---------- Records shown ----------

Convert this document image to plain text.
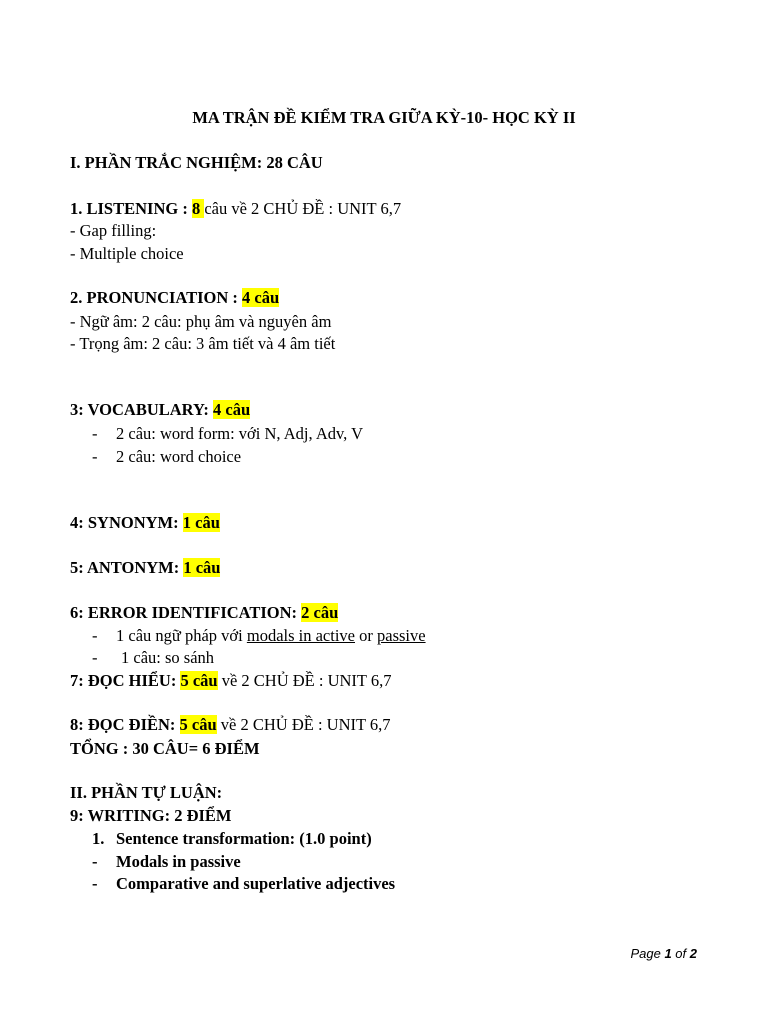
MA TRẬN ĐỀ KIỂM TRA GIỮA KỲ-10- HỌC KỲ II
I. PHẦN TRẮC NGHIỆM: 28 CÂU
1. LISTENING : 8 câu về 2 CHỦ ĐỀ : UNIT 6,7
- Gap filling:
- Multiple choice
2. PRONUNCIATION : 4 câu
- Ngữ âm: 2 câu: phụ âm và nguyên âm
- Trọng âm: 2 câu: 3 âm tiết và 4 âm tiết
3: VOCABULARY: 4 câu
- 2 câu: word form: với N, Adj, Adv, V
- 2 câu: word choice
4: SYNONYM: 1 câu
5: ANTONYM: 1 câu
6: ERROR IDENTIFICATION: 2 câu
- 1 câu ngữ pháp với modals in active or passive
- 1 câu: so sánh
7: ĐỌC HIỂU: 5 câu về 2 CHỦ ĐỀ : UNIT 6,7
8: ĐỌC ĐIỀN: 5 câu về 2 CHỦ ĐỀ : UNIT 6,7
TỔNG : 30 CÂU= 6 ĐIỂM
II. PHẦN TỰ LUẬN:
9: WRITING: 2 ĐIỂM
1. Sentence transformation: (1.0 point)
- Modals in passive
- Comparative and superlative adjectives
Page 1 of 2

----------

▸ What is asked
Pick out each line that holds the string "passive".

▸ Written reply
- 1 câu ngữ pháp với modals in active or passive
- Modals in passive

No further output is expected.